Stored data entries
((
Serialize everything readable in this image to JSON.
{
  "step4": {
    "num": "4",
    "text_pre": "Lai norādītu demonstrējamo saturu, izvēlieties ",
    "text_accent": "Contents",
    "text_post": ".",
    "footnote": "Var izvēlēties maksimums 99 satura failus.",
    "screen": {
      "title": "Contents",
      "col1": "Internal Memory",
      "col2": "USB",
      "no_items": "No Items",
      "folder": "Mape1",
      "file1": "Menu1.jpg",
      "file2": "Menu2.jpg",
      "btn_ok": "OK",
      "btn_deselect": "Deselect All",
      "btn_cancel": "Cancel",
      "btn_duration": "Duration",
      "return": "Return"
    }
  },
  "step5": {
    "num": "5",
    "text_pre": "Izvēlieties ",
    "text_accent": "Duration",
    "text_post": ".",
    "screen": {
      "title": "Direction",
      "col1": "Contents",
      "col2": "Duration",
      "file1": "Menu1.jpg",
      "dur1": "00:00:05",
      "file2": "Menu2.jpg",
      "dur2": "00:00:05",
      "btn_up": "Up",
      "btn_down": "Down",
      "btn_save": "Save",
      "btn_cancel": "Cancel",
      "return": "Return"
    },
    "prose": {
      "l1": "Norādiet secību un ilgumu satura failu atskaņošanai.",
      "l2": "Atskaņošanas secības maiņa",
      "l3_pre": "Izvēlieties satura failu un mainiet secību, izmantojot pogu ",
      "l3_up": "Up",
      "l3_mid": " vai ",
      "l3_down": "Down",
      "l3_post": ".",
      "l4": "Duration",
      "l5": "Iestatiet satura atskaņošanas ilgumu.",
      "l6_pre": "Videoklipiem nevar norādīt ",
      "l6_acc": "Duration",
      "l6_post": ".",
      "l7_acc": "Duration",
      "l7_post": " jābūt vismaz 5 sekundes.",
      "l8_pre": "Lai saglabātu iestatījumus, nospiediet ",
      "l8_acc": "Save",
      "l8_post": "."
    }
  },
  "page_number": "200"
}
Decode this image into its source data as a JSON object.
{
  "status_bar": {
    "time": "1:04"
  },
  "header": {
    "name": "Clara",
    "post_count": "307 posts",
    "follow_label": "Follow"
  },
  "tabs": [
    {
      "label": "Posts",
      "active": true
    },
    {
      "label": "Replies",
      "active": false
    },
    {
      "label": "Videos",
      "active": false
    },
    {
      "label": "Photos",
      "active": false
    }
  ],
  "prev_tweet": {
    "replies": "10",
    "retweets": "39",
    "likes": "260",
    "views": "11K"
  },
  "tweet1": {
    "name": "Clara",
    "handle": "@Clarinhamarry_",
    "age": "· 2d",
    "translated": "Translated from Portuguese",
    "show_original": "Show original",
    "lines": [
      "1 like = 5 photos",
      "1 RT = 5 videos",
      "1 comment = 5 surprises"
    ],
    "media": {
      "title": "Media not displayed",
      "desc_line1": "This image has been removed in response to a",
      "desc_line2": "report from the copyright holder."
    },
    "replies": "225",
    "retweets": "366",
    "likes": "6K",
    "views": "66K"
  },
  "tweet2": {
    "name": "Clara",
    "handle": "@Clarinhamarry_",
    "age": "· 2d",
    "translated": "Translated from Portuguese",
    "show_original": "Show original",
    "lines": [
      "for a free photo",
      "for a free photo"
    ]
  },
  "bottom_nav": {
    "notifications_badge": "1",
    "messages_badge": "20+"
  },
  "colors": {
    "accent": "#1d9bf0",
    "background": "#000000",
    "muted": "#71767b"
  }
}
))
Take every line that includes the string "title" and copy it.

      "title": "Contents",
      "title": "Direction",
      "title": "Media not displayed",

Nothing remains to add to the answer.